RAW RECORDS

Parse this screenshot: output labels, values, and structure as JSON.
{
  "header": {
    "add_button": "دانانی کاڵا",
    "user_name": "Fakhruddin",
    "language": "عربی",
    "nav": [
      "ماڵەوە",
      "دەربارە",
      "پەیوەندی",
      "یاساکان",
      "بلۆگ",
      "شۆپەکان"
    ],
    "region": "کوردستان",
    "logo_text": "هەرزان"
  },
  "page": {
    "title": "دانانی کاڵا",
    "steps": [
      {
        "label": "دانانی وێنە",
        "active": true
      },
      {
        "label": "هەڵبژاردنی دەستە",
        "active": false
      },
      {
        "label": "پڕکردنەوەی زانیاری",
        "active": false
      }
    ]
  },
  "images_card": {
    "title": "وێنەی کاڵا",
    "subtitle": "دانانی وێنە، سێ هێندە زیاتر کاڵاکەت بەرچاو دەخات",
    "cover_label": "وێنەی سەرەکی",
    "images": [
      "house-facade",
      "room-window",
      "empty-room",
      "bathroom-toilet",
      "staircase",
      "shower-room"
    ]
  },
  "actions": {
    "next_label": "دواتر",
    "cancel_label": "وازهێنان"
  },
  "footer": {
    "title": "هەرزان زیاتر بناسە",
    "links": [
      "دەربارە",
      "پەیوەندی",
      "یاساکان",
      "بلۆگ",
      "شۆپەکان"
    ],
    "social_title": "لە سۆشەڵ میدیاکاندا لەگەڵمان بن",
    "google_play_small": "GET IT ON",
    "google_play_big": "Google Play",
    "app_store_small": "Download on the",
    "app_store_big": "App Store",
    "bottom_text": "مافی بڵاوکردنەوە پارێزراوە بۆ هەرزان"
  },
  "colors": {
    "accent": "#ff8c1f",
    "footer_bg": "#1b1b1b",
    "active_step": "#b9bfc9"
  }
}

STATED PROBLEM
Count the lines in the records above that hold the word "دانانی", and give only that number.

WRITTEN RESPONSE
4